TASK TO COMPLETE:
Copy out each line below exactly as it appears.

MATERIAL FOR THIS EXERCISE:
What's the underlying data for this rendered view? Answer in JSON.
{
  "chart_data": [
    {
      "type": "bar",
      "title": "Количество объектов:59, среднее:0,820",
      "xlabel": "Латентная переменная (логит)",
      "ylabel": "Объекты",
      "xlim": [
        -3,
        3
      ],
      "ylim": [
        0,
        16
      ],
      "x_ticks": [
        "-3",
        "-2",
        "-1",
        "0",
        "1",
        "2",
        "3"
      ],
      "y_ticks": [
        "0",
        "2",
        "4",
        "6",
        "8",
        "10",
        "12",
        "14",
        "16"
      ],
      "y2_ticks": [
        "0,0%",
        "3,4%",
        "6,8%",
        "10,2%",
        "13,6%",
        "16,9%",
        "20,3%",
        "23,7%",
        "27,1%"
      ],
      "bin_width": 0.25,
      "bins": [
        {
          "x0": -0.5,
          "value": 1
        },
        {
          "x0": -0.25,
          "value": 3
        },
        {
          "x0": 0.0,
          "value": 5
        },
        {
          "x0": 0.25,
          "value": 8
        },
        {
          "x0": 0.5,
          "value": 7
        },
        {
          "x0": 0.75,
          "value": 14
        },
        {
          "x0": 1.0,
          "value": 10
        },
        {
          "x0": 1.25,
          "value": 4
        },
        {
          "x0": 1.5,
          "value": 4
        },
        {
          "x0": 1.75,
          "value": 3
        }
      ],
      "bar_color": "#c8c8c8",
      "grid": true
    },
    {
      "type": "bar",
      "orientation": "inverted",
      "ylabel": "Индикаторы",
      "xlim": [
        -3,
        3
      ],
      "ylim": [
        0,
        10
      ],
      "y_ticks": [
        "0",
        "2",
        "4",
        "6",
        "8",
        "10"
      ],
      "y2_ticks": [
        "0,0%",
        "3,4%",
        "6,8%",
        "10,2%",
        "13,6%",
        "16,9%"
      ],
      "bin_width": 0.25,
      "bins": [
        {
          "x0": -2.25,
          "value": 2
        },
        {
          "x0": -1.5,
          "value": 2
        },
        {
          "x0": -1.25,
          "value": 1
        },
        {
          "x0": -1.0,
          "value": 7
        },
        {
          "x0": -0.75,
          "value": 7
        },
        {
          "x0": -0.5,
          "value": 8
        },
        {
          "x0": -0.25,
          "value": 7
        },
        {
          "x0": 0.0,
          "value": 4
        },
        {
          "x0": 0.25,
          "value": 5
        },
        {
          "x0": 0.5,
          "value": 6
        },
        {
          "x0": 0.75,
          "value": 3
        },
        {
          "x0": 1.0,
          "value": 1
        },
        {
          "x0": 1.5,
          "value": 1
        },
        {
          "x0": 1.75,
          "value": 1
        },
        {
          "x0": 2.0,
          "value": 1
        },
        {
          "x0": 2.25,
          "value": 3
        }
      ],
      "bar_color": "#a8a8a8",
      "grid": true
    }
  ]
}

REPLY:
What's the underlying data for this rendered view? Answer in JSON.
{
  "chart_data": [
    {
      "type": "bar",
      "title": "Количество объектов:59, среднее:0,820",
      "xlabel": "Латентная переменная (логит)",
      "ylabel": "Объекты",
      "xlim": [
        -3,
        3
      ],
      "ylim": [
        0,
        16
      ],
      "x_ticks": [
        "-3",
        "-2",
        "-1",
        "0",
        "1",
        "2",
        "3"
      ],
      "y_ticks": [
        "0",
        "2",
        "4",
        "6",
        "8",
        "10",
        "12",
        "14",
        "16"
      ],
      "y2_ticks": [
        "0,0%",
        "3,4%",
        "6,8%",
        "10,2%",
        "13,6%",
        "16,9%",
        "20,3%",
        "23,7%",
        "27,1%"
      ],
      "bin_width": 0.25,
      "bins": [
        {
          "x0": -0.5,
          "value": 1
        },
        {
          "x0": -0.25,
          "value": 3
        },
        {
          "x0": 0.0,
          "value": 5
        },
        {
          "x0": 0.25,
          "value": 8
        },
        {
          "x0": 0.5,
          "value": 7
        },
        {
          "x0": 0.75,
          "value": 14
        },
        {
          "x0": 1.0,
          "value": 10
        },
        {
          "x0": 1.25,
          "value": 4
        },
        {
          "x0": 1.5,
          "value": 4
        },
        {
          "x0": 1.75,
          "value": 3
        }
      ],
      "bar_color": "#c8c8c8",
      "grid": true
    },
    {
      "type": "bar",
      "orientation": "inverted",
      "ylabel": "Индикаторы",
      "xlim": [
        -3,
        3
      ],
      "ylim": [
        0,
        10
      ],
      "y_ticks": [
        "0",
        "2",
        "4",
        "6",
        "8",
        "10"
      ],
      "y2_ticks": [
        "0,0%",
        "3,4%",
        "6,8%",
        "10,2%",
        "13,6%",
        "16,9%"
      ],
      "bin_width": 0.25,
      "bins": [
        {
          "x0": -2.25,
          "value": 2
        },
        {
          "x0": -1.5,
          "value": 2
        },
        {
          "x0": -1.25,
          "value": 1
        },
        {
          "x0": -1.0,
          "value": 7
        },
        {
          "x0": -0.75,
          "value": 7
        },
        {
          "x0": -0.5,
          "value": 8
        },
        {
          "x0": -0.25,
          "value": 7
        },
        {
          "x0": 0.0,
          "value": 4
        },
        {
          "x0": 0.25,
          "value": 5
        },
        {
          "x0": 0.5,
          "value": 6
        },
        {
          "x0": 0.75,
          "value": 3
        },
        {
          "x0": 1.0,
          "value": 1
        },
        {
          "x0": 1.5,
          "value": 1
        },
        {
          "x0": 1.75,
          "value": 1
        },
        {
          "x0": 2.0,
          "value": 1
        },
        {
          "x0": 2.25,
          "value": 3
        }
      ],
      "bar_color": "#a8a8a8",
      "grid": true
    }
  ]
}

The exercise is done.